§ What this task involves: In the material below, find every line with "gesehen" and pull it out.

§ Entries shown:
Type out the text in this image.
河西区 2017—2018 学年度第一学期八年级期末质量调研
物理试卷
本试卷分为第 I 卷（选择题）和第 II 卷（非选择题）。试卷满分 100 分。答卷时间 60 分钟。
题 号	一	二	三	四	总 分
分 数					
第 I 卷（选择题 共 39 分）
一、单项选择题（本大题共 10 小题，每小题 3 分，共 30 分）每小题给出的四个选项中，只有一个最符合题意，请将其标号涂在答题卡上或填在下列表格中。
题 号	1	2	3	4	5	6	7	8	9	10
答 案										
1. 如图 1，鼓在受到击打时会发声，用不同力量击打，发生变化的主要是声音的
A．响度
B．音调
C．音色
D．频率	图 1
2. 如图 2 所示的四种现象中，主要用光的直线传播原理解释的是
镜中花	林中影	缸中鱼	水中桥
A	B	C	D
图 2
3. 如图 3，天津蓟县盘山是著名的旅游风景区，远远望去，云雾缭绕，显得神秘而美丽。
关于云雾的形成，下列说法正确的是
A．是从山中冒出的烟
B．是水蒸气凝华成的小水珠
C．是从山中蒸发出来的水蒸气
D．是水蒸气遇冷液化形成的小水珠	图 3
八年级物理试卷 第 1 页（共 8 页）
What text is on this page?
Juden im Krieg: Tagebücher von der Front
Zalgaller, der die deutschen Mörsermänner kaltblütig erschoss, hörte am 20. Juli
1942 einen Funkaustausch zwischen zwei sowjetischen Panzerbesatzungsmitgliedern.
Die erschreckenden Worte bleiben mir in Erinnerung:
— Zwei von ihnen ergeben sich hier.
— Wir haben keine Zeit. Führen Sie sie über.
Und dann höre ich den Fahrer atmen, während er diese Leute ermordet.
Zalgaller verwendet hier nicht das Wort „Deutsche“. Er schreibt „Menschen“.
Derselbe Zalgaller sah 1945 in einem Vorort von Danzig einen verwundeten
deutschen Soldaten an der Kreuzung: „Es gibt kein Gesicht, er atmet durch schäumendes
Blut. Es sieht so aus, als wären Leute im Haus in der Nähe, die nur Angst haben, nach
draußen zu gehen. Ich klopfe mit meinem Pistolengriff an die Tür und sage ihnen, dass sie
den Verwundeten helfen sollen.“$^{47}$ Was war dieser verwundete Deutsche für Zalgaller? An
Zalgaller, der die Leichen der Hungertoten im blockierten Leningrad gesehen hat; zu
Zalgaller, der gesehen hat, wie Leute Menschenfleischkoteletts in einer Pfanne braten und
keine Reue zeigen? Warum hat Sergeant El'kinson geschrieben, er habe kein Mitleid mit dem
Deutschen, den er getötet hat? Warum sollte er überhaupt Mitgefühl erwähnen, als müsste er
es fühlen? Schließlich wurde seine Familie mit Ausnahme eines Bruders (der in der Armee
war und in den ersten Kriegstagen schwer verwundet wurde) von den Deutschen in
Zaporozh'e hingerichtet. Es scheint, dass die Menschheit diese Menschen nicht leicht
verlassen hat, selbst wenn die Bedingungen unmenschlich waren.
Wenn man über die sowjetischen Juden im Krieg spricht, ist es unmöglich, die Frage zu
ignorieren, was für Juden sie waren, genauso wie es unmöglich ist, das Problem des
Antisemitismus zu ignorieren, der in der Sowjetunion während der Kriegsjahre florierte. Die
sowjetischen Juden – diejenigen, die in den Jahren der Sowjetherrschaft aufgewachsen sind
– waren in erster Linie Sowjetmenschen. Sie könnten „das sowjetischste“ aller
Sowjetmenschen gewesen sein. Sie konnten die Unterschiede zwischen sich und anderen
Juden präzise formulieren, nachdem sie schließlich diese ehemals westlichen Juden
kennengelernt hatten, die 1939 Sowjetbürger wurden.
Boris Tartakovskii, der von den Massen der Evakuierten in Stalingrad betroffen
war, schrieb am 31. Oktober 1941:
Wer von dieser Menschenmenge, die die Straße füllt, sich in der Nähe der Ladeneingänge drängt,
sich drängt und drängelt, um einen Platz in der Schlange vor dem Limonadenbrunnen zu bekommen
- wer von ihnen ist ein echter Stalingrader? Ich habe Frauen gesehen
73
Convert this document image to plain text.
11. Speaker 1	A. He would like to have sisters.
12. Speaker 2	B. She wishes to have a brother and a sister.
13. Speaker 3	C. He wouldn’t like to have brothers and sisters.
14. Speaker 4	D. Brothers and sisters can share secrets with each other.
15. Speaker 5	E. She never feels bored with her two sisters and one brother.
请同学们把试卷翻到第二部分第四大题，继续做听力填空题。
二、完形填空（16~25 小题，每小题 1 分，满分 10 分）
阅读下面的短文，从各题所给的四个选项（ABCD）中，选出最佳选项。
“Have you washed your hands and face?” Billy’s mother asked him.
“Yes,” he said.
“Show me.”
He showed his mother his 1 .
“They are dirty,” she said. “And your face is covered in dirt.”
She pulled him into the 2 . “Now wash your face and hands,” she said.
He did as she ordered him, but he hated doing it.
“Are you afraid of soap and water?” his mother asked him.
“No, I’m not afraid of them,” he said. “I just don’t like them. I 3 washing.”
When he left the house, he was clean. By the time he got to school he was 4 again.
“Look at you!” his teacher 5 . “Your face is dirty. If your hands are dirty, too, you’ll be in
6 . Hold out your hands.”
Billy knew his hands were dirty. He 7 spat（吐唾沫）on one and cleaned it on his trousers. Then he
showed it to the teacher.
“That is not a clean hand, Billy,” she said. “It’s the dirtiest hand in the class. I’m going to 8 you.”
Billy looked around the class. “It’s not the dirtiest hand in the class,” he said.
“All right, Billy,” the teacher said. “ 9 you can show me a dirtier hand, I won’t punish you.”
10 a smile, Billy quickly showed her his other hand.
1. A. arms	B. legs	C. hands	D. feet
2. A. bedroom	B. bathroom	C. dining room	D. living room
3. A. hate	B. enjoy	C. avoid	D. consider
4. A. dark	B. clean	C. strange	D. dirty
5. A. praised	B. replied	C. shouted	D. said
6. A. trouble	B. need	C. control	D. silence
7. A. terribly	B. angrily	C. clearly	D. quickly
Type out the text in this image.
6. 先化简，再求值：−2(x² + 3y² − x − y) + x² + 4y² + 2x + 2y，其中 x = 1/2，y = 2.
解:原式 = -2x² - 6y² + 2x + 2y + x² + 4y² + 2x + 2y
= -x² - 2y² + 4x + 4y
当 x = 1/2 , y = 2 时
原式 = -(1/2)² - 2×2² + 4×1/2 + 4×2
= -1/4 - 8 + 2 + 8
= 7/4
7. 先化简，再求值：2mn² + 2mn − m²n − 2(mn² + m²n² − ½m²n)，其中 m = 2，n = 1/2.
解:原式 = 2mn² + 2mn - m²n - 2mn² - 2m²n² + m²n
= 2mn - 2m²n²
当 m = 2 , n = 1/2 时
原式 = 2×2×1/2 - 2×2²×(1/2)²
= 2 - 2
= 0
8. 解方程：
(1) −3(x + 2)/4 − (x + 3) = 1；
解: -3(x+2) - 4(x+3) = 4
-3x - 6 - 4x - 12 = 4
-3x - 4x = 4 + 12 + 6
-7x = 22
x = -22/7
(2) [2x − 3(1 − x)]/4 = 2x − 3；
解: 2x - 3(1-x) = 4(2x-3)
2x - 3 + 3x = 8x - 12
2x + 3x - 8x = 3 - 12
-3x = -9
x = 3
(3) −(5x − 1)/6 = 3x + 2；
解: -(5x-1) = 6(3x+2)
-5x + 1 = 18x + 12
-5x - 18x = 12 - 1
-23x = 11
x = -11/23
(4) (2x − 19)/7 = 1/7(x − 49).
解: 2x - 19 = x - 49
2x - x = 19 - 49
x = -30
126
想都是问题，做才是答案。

§ Solution to this exercise:
Zalgaller, der die Leichen der Hungertoten im blockierten Leningrad gesehen hat; zu
Zalgaller, der gesehen hat, wie Leute Menschenfleischkoteletts in einer Pfanne braten und
- wer von ihnen ist ein echter Stalingrader? Ich habe Frauen gesehen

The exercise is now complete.